◆ AIM: Work through the data below line by line and say how many lines hold "Perl"; give only the number.

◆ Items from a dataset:

.....

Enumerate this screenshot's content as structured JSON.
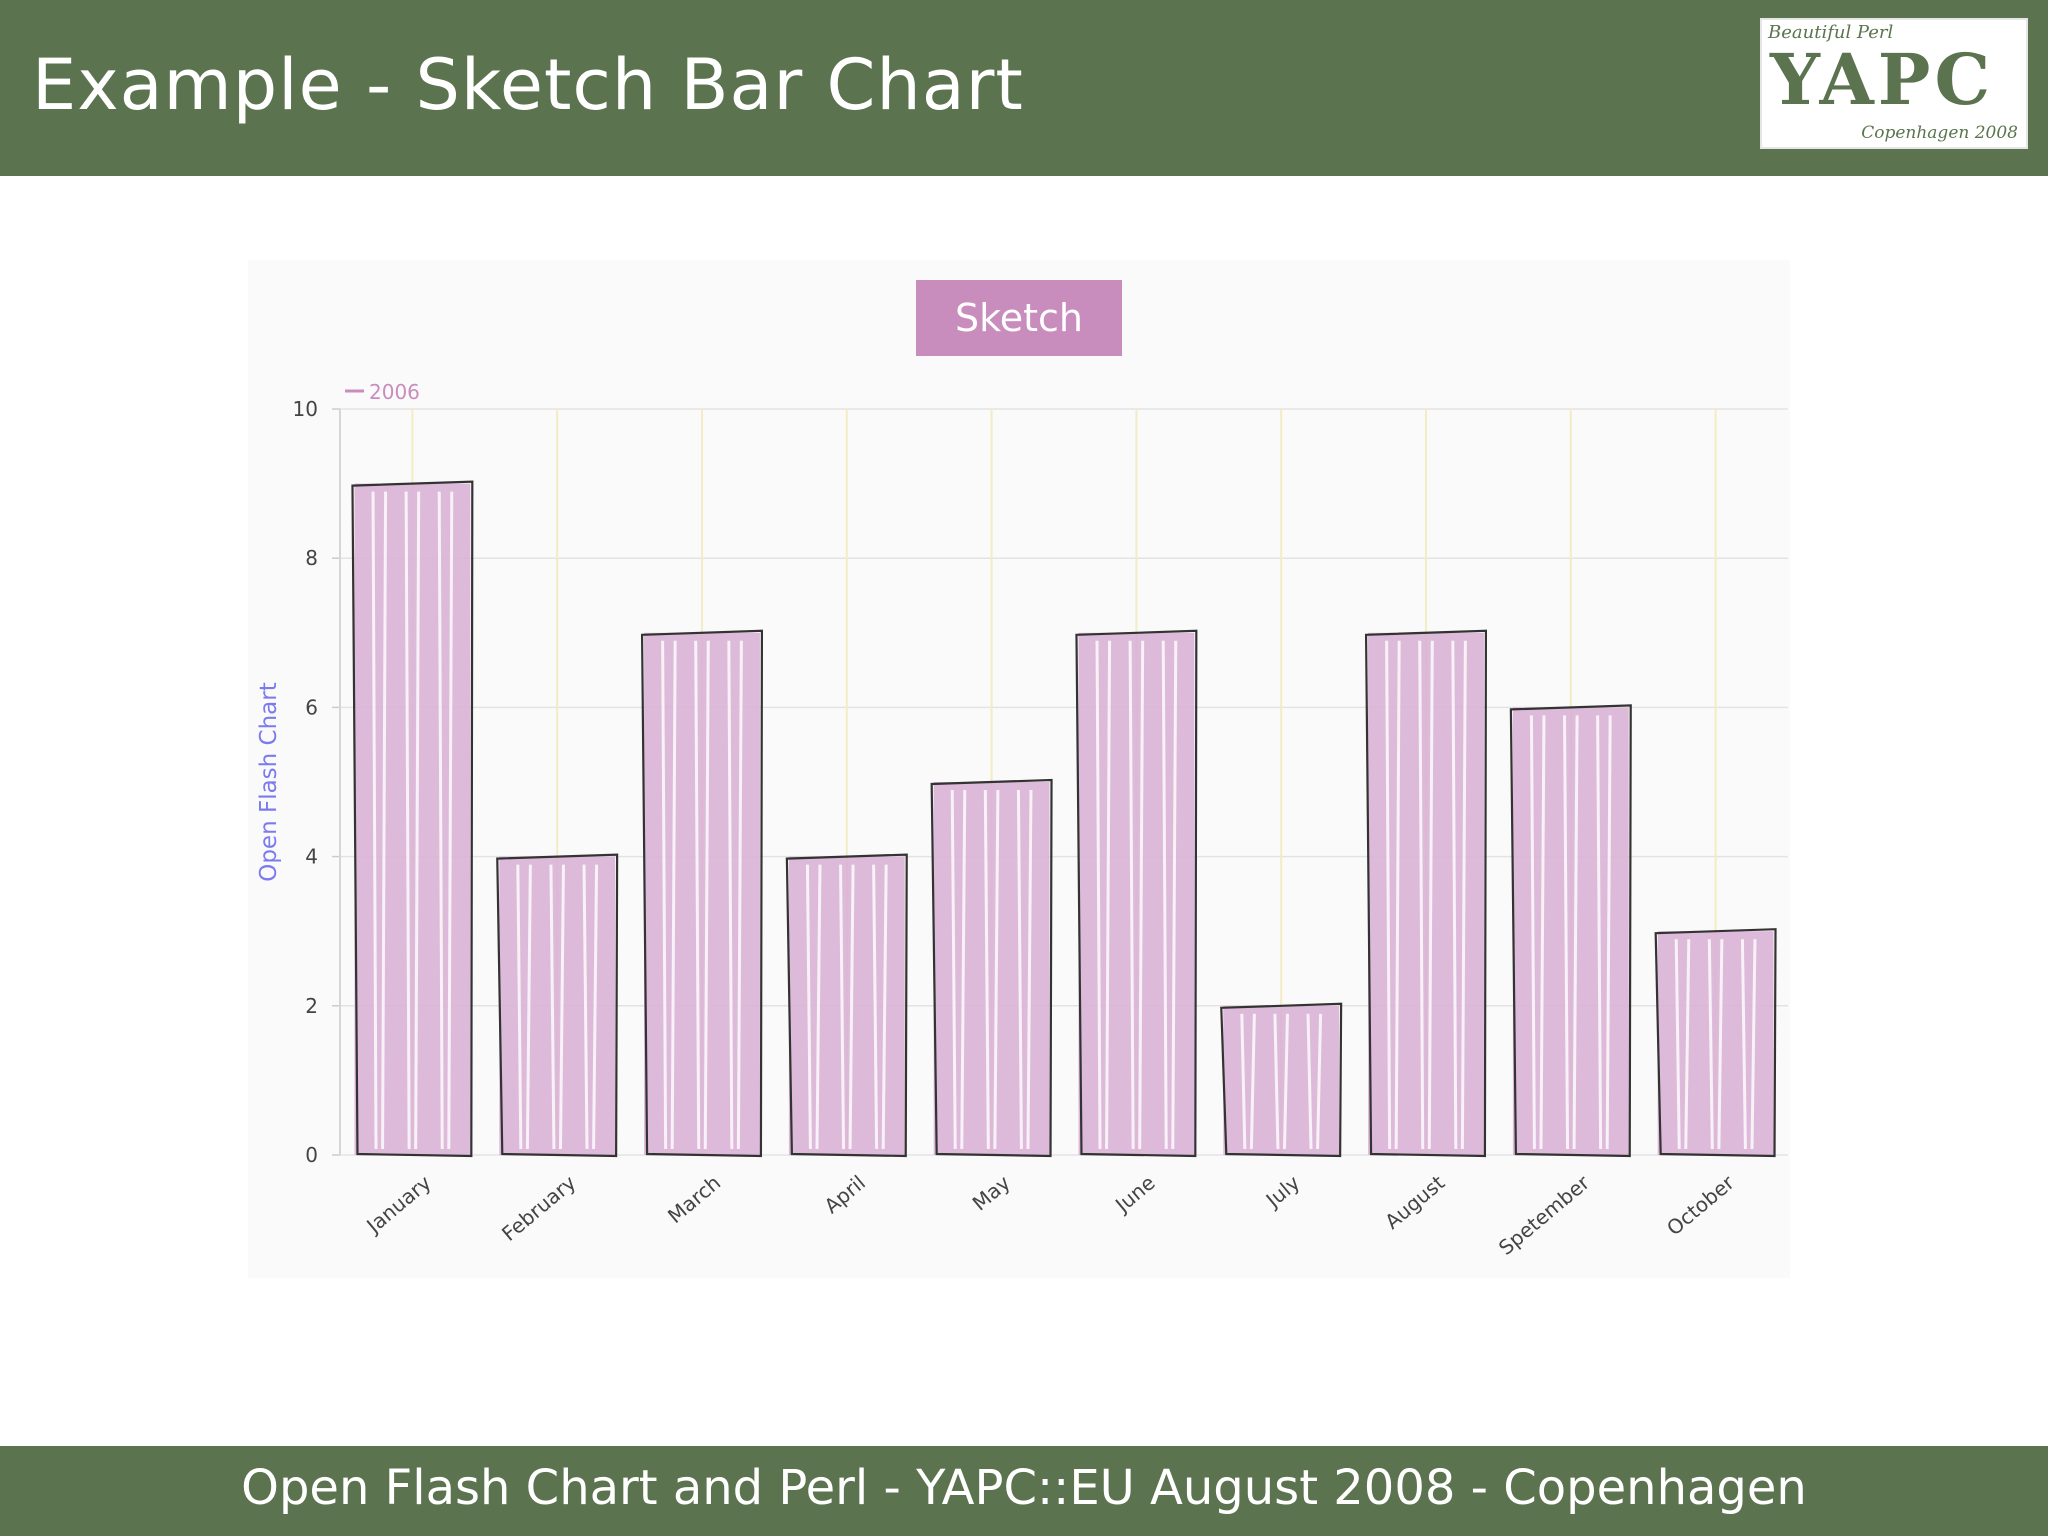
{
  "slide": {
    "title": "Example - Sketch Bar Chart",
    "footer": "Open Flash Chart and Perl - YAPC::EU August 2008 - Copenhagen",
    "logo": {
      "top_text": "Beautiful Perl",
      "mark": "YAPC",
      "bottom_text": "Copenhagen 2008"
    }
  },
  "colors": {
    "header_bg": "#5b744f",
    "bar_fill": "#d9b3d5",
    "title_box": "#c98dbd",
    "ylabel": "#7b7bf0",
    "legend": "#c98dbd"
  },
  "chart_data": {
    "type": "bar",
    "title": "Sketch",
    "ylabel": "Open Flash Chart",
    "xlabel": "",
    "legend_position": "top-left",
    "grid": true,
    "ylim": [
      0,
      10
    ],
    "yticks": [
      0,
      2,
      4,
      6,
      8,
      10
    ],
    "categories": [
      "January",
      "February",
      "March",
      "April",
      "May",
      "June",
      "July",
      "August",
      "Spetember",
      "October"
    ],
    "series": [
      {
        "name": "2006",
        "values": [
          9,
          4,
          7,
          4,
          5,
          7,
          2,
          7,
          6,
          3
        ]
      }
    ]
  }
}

.....

◆ TASK ANSWER: 2